State how many lines in the records hold the word "name", giving the number and no other text.

○ ○ ○

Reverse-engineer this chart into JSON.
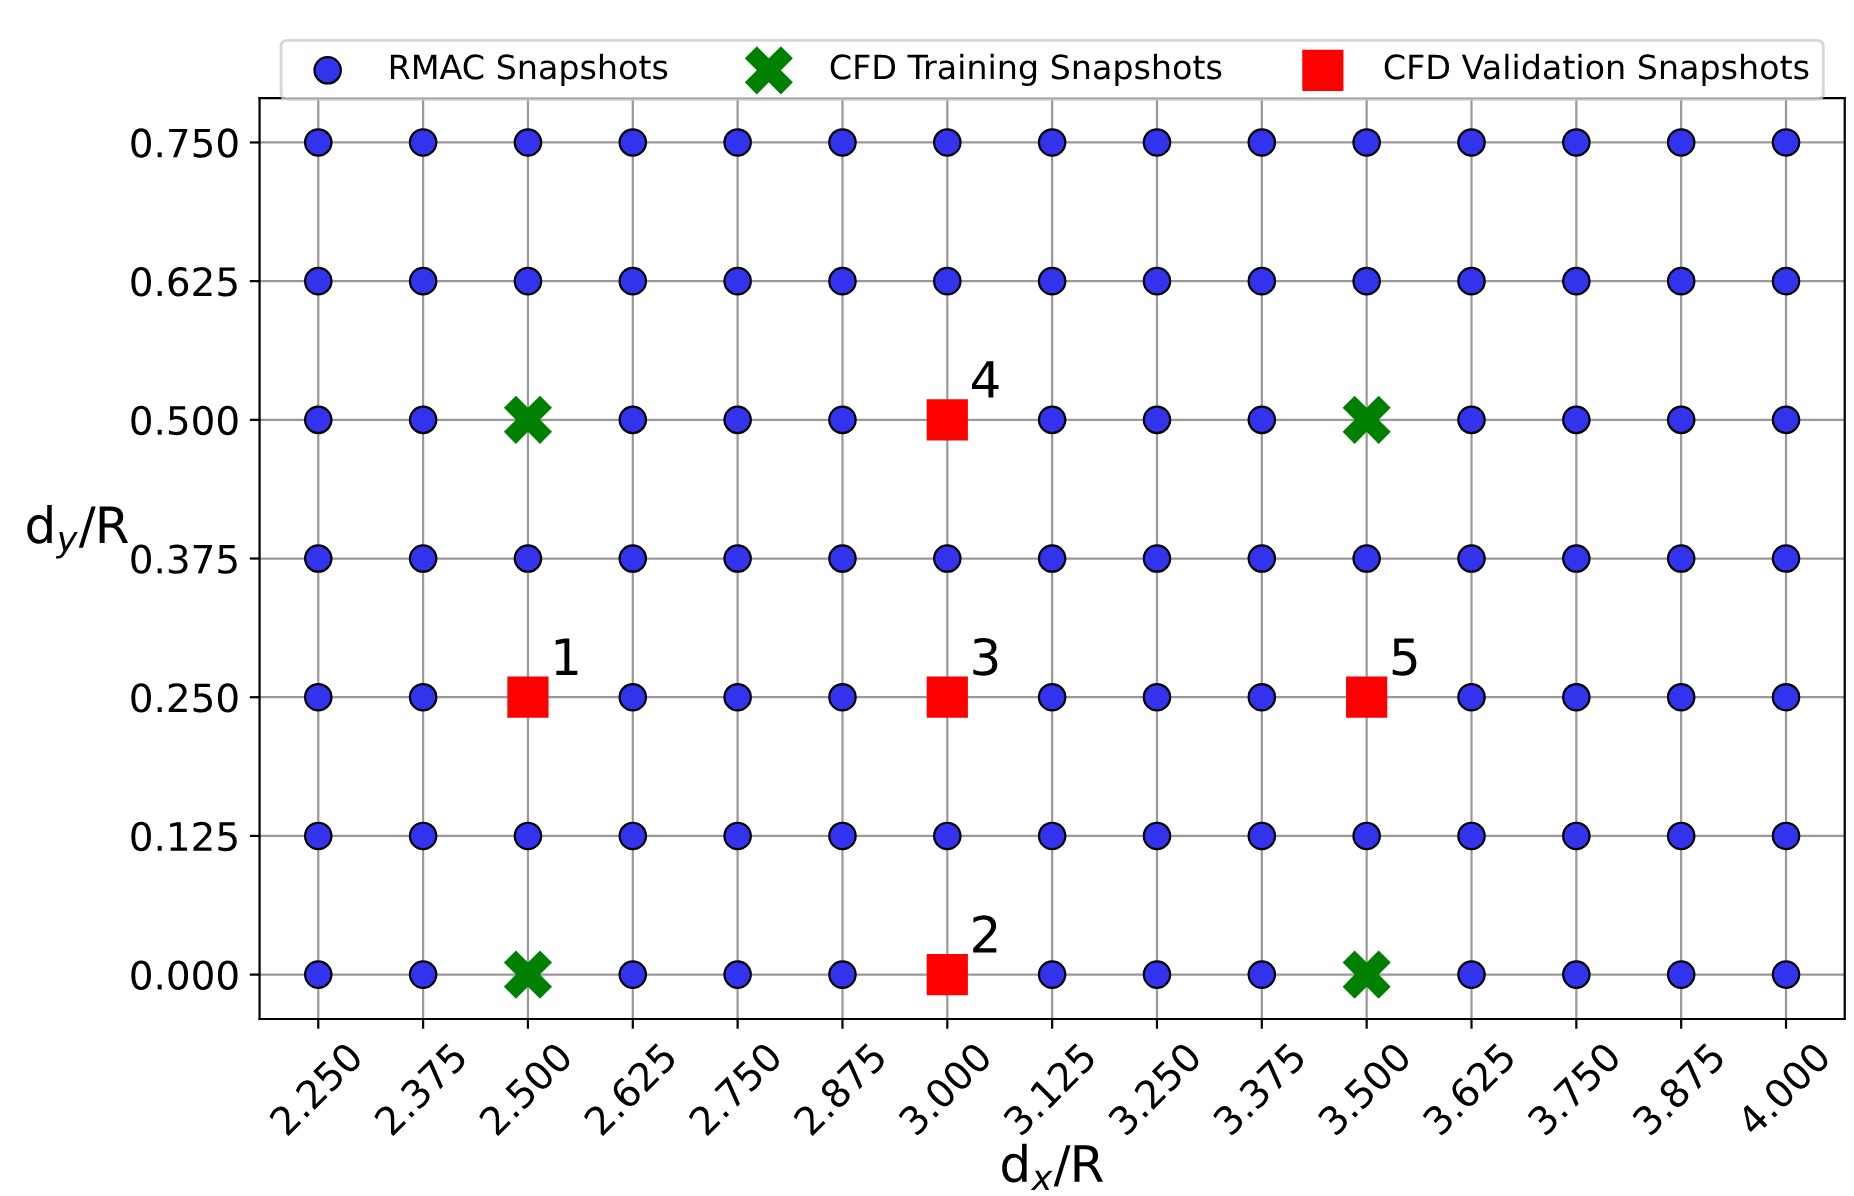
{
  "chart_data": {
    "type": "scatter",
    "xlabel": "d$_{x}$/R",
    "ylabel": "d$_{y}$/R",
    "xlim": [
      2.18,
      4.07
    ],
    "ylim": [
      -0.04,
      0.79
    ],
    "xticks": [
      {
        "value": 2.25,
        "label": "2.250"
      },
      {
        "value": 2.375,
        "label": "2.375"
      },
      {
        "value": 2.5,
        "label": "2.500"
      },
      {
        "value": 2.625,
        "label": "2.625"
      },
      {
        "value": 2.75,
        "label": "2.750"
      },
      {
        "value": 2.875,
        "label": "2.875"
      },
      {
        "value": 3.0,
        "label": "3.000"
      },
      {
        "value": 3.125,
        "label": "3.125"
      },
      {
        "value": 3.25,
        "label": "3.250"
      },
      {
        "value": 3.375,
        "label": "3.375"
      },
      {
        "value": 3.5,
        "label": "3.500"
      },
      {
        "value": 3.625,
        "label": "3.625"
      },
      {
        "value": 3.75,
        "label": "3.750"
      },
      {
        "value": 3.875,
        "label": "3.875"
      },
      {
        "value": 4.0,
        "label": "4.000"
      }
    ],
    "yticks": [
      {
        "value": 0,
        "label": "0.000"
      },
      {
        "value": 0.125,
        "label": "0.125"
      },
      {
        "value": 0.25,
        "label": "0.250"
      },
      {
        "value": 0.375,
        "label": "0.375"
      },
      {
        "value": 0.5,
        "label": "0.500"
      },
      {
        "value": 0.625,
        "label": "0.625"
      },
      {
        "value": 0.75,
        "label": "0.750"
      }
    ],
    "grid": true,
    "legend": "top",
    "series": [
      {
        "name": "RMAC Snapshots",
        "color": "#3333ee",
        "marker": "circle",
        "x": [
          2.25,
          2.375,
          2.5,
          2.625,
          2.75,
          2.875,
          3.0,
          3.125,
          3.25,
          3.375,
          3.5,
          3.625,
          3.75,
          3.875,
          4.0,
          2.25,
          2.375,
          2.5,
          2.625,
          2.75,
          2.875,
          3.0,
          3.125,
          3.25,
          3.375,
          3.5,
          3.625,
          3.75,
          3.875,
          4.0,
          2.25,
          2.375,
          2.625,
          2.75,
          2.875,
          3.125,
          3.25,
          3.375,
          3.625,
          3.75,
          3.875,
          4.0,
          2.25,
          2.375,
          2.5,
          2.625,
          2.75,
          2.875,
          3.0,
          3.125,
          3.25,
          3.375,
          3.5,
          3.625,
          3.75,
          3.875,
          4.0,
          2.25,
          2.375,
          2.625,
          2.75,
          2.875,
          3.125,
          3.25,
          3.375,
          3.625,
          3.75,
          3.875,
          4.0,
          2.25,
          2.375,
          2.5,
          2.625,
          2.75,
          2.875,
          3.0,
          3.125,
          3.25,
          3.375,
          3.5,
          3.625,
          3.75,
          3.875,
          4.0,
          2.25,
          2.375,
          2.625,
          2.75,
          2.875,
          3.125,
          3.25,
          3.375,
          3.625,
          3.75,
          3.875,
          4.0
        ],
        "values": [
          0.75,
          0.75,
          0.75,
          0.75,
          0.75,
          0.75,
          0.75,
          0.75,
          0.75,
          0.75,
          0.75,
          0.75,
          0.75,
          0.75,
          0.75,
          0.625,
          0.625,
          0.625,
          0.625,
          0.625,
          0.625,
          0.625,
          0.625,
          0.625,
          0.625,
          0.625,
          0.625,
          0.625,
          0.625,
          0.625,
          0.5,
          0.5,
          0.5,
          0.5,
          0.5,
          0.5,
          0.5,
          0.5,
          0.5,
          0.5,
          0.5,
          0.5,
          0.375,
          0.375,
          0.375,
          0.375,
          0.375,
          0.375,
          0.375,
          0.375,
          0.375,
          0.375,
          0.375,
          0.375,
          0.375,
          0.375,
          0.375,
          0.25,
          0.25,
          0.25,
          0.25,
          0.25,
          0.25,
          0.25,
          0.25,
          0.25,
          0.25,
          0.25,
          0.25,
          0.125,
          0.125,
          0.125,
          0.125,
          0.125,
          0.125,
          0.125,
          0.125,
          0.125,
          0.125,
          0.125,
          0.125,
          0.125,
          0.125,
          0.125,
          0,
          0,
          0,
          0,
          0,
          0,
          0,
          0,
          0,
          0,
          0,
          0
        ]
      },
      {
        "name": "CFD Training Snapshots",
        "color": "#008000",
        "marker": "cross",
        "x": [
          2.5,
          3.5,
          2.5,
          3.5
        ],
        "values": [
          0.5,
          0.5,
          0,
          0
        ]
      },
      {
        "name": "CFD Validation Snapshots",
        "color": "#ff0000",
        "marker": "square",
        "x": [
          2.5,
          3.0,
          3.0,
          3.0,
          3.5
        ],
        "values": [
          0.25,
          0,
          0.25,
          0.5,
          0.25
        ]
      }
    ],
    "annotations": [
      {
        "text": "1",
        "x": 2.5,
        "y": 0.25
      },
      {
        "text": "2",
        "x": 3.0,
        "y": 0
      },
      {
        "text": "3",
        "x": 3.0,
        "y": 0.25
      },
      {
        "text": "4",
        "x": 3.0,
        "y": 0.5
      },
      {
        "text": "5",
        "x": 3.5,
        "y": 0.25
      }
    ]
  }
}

○ ○ ○

## Response to the exercise
3